STATED PROBLEM - In the entries, find all lines that hold the word "this" and copy them.

☆ ☆ ☆

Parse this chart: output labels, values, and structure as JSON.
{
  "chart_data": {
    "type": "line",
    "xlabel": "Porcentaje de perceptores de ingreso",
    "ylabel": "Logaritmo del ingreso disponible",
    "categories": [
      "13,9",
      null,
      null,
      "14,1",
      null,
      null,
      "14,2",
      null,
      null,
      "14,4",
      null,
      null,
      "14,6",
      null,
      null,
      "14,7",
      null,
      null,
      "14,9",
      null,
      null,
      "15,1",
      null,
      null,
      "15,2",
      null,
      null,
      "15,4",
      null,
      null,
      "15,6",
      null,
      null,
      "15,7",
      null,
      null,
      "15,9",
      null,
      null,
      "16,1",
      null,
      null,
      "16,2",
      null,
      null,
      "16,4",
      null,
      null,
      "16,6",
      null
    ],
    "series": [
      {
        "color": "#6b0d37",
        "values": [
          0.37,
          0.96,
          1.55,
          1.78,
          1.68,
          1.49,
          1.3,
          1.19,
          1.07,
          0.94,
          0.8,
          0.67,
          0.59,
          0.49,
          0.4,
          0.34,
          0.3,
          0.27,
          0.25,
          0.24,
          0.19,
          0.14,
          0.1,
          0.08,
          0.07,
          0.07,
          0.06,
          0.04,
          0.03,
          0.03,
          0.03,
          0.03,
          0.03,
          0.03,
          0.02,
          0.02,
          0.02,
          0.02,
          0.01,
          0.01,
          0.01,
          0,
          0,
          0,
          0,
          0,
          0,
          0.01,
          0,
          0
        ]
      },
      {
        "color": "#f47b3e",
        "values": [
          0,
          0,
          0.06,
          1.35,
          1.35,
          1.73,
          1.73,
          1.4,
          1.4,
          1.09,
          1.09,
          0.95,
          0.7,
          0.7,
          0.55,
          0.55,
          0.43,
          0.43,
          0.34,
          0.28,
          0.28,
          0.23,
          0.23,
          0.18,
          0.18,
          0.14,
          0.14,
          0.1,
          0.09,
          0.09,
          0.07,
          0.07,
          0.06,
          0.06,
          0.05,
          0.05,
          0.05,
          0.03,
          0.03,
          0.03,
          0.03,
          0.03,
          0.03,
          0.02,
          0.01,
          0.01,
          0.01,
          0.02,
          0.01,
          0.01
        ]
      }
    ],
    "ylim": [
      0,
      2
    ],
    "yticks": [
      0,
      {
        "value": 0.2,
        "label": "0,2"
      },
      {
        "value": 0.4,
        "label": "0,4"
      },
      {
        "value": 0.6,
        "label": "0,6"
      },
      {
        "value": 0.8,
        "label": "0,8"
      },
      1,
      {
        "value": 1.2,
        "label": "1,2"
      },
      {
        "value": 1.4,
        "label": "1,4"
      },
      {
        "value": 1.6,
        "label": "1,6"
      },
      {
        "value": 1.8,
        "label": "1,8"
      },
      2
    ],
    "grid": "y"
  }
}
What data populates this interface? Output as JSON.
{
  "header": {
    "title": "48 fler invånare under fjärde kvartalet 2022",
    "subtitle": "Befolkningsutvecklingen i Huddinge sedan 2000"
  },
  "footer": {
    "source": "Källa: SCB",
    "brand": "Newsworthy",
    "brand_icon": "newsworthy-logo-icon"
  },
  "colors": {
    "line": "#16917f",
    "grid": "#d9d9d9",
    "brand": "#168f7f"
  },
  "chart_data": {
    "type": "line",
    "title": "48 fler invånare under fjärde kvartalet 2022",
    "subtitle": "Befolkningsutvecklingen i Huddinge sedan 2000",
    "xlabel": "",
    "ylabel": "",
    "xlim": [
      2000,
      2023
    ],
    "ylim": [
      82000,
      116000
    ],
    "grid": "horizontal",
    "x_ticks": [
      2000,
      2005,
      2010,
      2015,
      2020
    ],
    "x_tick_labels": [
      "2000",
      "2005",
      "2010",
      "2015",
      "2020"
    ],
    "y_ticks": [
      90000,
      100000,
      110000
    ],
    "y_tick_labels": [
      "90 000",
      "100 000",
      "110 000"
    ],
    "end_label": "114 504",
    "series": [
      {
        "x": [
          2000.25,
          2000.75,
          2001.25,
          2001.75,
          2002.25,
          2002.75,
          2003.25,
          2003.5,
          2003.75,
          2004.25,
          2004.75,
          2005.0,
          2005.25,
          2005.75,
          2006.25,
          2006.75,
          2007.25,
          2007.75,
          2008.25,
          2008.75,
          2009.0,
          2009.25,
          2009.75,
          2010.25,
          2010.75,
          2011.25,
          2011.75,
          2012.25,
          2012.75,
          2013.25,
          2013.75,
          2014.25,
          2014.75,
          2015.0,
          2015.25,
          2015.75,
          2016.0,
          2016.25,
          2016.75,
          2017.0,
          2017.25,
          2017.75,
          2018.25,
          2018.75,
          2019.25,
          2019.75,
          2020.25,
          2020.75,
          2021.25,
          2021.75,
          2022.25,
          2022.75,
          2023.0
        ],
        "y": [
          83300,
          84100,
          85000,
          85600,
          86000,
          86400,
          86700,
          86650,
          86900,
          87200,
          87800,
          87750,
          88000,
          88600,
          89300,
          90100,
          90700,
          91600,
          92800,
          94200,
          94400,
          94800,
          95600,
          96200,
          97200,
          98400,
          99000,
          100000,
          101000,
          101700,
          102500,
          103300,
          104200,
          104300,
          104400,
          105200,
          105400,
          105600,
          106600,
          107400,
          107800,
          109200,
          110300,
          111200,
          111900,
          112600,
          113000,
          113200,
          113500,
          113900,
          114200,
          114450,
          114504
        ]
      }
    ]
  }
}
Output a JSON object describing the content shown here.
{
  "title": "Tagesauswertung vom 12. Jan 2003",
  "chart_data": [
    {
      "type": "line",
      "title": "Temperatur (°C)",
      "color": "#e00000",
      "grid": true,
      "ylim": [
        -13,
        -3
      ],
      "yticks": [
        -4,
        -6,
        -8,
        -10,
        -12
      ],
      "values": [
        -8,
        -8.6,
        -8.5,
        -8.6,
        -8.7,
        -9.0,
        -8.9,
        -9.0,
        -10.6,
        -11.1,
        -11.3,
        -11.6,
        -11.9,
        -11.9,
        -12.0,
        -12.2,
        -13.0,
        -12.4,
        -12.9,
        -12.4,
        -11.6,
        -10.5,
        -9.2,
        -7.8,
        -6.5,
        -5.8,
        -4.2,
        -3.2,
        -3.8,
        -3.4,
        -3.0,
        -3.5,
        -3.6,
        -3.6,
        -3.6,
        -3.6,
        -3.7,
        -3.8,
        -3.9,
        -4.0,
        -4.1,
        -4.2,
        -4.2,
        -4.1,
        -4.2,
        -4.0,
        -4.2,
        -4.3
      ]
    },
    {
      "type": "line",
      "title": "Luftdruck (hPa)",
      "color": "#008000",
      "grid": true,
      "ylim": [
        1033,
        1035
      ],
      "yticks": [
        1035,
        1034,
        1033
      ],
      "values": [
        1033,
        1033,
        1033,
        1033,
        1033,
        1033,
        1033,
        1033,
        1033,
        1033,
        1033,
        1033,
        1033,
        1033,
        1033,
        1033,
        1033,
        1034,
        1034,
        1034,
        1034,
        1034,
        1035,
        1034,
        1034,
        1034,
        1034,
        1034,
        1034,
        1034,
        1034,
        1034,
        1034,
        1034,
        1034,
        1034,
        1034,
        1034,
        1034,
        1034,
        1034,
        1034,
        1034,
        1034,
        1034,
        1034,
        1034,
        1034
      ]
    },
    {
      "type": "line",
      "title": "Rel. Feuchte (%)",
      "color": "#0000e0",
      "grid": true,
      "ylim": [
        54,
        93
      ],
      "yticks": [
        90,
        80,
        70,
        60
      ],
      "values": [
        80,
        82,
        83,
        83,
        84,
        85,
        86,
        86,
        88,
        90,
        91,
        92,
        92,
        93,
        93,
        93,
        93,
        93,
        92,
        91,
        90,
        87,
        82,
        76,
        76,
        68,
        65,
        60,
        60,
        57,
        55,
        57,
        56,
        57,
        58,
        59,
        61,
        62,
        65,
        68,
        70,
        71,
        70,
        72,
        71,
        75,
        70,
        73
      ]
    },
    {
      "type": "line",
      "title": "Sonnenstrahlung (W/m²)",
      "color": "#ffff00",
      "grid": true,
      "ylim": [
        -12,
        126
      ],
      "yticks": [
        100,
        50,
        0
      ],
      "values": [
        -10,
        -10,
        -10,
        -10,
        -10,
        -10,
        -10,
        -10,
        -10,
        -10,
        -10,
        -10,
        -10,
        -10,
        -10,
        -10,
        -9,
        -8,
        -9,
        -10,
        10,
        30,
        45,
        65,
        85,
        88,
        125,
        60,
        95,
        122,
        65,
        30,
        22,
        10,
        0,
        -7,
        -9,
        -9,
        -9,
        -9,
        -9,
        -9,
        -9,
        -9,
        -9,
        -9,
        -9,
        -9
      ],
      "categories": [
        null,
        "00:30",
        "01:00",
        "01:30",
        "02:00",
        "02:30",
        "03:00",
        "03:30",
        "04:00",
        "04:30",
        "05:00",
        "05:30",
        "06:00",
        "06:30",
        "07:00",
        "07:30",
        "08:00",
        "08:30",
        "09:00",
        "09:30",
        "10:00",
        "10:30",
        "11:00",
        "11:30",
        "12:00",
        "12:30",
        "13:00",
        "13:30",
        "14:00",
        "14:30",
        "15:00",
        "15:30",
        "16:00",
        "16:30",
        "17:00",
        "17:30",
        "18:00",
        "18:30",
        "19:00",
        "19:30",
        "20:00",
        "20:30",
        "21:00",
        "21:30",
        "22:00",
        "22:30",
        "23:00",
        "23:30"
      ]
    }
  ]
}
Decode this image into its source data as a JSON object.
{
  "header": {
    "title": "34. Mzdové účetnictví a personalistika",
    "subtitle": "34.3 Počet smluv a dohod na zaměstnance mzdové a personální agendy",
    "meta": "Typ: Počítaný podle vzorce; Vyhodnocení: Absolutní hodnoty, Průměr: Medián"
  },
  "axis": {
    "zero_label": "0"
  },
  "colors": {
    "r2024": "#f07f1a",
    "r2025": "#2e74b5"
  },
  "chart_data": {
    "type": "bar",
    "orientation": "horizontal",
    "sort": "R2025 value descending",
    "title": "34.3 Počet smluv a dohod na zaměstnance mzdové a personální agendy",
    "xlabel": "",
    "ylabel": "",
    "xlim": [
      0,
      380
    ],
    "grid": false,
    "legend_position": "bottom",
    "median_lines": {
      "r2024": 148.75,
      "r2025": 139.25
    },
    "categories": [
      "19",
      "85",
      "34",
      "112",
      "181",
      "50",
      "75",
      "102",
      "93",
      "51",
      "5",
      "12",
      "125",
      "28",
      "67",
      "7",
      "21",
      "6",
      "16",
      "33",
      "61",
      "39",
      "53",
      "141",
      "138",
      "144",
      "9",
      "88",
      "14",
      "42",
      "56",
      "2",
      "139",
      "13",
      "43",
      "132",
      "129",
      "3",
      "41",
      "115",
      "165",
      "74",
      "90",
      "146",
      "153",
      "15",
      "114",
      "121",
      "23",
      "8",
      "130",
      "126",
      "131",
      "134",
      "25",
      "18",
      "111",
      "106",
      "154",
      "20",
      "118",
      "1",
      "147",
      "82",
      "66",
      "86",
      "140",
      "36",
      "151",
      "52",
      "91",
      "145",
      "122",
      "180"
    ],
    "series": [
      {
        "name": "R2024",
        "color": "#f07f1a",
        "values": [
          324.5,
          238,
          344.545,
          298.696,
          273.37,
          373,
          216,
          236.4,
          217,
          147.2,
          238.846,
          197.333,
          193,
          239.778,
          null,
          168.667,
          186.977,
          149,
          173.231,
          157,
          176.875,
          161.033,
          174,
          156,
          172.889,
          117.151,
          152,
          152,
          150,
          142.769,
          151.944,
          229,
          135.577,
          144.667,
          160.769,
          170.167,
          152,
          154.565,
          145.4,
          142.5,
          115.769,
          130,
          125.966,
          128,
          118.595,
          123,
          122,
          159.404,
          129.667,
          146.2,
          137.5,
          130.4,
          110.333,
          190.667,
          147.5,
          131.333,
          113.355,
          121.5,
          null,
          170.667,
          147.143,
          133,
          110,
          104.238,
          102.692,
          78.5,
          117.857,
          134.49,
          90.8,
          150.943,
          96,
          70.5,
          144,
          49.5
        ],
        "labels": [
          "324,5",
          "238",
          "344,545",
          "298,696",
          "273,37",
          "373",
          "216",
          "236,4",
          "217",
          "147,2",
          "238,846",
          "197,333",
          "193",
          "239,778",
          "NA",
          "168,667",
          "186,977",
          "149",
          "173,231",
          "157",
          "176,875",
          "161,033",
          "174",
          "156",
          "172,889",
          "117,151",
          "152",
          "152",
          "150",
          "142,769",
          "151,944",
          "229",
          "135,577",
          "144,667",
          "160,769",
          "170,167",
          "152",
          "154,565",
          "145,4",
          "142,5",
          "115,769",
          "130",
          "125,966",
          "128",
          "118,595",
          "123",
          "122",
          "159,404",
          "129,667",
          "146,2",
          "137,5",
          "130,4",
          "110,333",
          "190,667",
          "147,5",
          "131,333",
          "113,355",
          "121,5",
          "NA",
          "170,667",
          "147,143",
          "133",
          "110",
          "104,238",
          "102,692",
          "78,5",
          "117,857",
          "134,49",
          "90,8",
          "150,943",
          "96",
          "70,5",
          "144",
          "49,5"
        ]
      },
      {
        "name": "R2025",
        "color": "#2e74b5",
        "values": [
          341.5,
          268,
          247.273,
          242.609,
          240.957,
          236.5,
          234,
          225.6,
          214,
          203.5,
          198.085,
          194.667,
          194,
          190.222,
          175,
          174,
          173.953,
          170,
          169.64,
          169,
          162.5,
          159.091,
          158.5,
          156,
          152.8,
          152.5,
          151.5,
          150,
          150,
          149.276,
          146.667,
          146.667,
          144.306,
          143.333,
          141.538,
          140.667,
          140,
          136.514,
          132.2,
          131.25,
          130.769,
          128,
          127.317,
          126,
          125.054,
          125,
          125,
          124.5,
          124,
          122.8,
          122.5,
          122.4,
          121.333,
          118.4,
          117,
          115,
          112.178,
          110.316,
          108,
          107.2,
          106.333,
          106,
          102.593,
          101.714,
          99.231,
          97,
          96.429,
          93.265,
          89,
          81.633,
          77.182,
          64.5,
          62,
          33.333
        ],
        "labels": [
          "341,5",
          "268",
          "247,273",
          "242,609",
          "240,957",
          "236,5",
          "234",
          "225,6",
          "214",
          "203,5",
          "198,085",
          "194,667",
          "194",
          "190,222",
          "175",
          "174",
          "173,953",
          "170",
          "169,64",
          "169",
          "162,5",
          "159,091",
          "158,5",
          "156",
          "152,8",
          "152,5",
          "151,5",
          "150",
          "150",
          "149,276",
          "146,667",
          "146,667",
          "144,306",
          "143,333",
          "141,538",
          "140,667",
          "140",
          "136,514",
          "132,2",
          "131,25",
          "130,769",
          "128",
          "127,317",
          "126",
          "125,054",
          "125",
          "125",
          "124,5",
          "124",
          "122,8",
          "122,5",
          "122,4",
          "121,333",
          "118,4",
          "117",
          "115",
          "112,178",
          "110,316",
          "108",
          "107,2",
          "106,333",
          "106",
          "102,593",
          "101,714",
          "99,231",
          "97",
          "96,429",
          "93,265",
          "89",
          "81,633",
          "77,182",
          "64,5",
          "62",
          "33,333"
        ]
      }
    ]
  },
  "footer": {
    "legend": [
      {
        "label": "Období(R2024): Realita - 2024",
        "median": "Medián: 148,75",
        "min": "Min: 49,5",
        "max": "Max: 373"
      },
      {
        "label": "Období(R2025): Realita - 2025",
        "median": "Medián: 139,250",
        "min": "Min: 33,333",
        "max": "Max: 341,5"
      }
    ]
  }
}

☆ ☆ ☆

RESULT -
Parse this chart: output labels, values, and structure as JSON.
What data populates this interface? Output as JSON.
Decode this image into its source data as a JSON object.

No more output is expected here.